# STORED DATA:
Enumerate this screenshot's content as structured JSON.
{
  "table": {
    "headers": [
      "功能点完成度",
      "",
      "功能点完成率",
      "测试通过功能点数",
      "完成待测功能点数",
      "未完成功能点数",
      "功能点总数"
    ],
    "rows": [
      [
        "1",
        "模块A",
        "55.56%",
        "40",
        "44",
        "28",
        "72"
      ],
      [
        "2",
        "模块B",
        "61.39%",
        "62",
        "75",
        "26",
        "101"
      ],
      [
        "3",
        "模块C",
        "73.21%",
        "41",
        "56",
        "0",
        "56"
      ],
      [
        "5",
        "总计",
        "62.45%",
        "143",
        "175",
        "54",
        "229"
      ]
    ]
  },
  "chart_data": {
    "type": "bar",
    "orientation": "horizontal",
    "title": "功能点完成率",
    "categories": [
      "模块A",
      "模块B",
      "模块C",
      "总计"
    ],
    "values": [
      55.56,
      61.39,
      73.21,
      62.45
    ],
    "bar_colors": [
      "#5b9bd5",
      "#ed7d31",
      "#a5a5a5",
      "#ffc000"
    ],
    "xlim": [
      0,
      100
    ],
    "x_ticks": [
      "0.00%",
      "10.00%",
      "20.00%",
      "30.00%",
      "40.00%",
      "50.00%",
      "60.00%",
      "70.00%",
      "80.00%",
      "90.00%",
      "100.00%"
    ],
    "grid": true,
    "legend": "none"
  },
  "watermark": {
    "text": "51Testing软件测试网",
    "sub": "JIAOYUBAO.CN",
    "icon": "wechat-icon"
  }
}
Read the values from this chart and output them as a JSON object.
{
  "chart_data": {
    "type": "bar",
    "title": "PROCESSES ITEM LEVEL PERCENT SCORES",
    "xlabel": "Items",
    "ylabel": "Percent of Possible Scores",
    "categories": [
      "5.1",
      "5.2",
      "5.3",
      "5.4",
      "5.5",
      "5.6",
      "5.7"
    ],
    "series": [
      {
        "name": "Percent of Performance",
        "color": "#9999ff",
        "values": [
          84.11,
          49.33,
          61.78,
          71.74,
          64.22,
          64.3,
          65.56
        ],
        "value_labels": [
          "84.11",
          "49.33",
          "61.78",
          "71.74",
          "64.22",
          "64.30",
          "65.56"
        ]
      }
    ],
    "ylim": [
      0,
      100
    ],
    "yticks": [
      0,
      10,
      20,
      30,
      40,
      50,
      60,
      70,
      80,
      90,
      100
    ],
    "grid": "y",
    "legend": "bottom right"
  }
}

# SHORT EXERCISE:
Extract the complete listing above, reproducing each line exactly.

# SOLUTION TO THIS TASK:
Enumerate this screenshot's content as structured JSON.
{
  "table": {
    "headers": [
      "功能点完成度",
      "",
      "功能点完成率",
      "测试通过功能点数",
      "完成待测功能点数",
      "未完成功能点数",
      "功能点总数"
    ],
    "rows": [
      [
        "1",
        "模块A",
        "55.56%",
        "40",
        "44",
        "28",
        "72"
      ],
      [
        "2",
        "模块B",
        "61.39%",
        "62",
        "75",
        "26",
        "101"
      ],
      [
        "3",
        "模块C",
        "73.21%",
        "41",
        "56",
        "0",
        "56"
      ],
      [
        "5",
        "总计",
        "62.45%",
        "143",
        "175",
        "54",
        "229"
      ]
    ]
  },
  "chart_data": {
    "type": "bar",
    "orientation": "horizontal",
    "title": "功能点完成率",
    "categories": [
      "模块A",
      "模块B",
      "模块C",
      "总计"
    ],
    "values": [
      55.56,
      61.39,
      73.21,
      62.45
    ],
    "bar_colors": [
      "#5b9bd5",
      "#ed7d31",
      "#a5a5a5",
      "#ffc000"
    ],
    "xlim": [
      0,
      100
    ],
    "x_ticks": [
      "0.00%",
      "10.00%",
      "20.00%",
      "30.00%",
      "40.00%",
      "50.00%",
      "60.00%",
      "70.00%",
      "80.00%",
      "90.00%",
      "100.00%"
    ],
    "grid": true,
    "legend": "none"
  },
  "watermark": {
    "text": "51Testing软件测试网",
    "sub": "JIAOYUBAO.CN",
    "icon": "wechat-icon"
  }
}
Read the values from this chart and output them as a JSON object.
{
  "chart_data": {
    "type": "bar",
    "title": "PROCESSES ITEM LEVEL PERCENT SCORES",
    "xlabel": "Items",
    "ylabel": "Percent of Possible Scores",
    "categories": [
      "5.1",
      "5.2",
      "5.3",
      "5.4",
      "5.5",
      "5.6",
      "5.7"
    ],
    "series": [
      {
        "name": "Percent of Performance",
        "color": "#9999ff",
        "values": [
          84.11,
          49.33,
          61.78,
          71.74,
          64.22,
          64.3,
          65.56
        ],
        "value_labels": [
          "84.11",
          "49.33",
          "61.78",
          "71.74",
          "64.22",
          "64.30",
          "65.56"
        ]
      }
    ],
    "ylim": [
      0,
      100
    ],
    "yticks": [
      0,
      10,
      20,
      30,
      40,
      50,
      60,
      70,
      80,
      90,
      100
    ],
    "grid": "y",
    "legend": "bottom right"
  }
}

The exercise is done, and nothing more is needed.